● **Entries**:
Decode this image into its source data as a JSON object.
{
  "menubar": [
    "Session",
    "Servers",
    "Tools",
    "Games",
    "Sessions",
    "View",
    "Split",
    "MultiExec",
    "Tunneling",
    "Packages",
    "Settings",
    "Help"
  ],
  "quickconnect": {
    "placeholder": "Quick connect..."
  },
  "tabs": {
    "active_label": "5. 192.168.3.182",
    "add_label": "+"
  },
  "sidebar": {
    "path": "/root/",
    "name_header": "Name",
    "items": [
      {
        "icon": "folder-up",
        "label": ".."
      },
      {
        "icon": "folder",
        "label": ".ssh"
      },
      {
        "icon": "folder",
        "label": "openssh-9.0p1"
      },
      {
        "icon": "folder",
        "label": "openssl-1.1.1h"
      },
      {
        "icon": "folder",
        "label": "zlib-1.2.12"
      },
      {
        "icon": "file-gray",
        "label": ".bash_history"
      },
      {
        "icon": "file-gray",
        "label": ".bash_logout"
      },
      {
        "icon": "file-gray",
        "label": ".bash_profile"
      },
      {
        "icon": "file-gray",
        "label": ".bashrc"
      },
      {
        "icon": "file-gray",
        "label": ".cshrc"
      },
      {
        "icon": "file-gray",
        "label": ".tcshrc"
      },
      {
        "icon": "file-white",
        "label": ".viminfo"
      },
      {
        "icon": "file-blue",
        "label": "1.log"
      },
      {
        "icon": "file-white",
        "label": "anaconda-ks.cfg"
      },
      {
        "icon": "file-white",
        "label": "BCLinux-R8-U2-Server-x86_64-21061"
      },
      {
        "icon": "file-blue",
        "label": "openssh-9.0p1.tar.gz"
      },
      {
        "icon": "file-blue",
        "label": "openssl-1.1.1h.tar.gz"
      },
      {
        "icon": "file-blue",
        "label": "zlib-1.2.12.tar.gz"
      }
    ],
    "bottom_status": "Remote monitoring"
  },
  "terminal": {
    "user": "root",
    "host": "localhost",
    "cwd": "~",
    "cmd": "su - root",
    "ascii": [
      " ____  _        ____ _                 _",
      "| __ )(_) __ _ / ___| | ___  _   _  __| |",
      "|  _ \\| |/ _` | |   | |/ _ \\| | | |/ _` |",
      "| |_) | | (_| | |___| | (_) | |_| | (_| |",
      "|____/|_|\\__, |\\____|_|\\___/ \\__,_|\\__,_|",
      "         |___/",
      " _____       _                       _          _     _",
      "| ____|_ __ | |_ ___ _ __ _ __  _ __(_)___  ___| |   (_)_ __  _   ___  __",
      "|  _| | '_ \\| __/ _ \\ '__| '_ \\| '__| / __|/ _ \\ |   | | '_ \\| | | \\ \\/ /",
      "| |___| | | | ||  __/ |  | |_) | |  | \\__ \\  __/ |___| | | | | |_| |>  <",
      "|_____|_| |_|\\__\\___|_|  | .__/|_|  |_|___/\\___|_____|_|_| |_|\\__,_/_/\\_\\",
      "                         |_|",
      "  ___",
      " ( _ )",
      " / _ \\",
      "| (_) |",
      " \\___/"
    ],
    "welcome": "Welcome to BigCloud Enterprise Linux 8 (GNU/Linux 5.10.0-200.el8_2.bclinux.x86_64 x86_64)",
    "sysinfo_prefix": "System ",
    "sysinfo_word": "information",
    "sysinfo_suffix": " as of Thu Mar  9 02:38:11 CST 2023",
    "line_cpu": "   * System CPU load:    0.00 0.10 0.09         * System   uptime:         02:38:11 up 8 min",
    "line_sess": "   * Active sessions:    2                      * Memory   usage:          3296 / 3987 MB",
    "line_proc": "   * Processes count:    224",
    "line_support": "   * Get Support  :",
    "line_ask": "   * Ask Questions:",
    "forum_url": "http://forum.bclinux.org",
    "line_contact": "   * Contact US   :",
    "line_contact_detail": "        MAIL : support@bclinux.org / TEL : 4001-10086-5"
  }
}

● **Directive**:
Extract every line above containing the word "openssh".

● **Correct result**:
        "label": "openssh-9.0p1"
        "label": "openssh-9.0p1.tar.gz"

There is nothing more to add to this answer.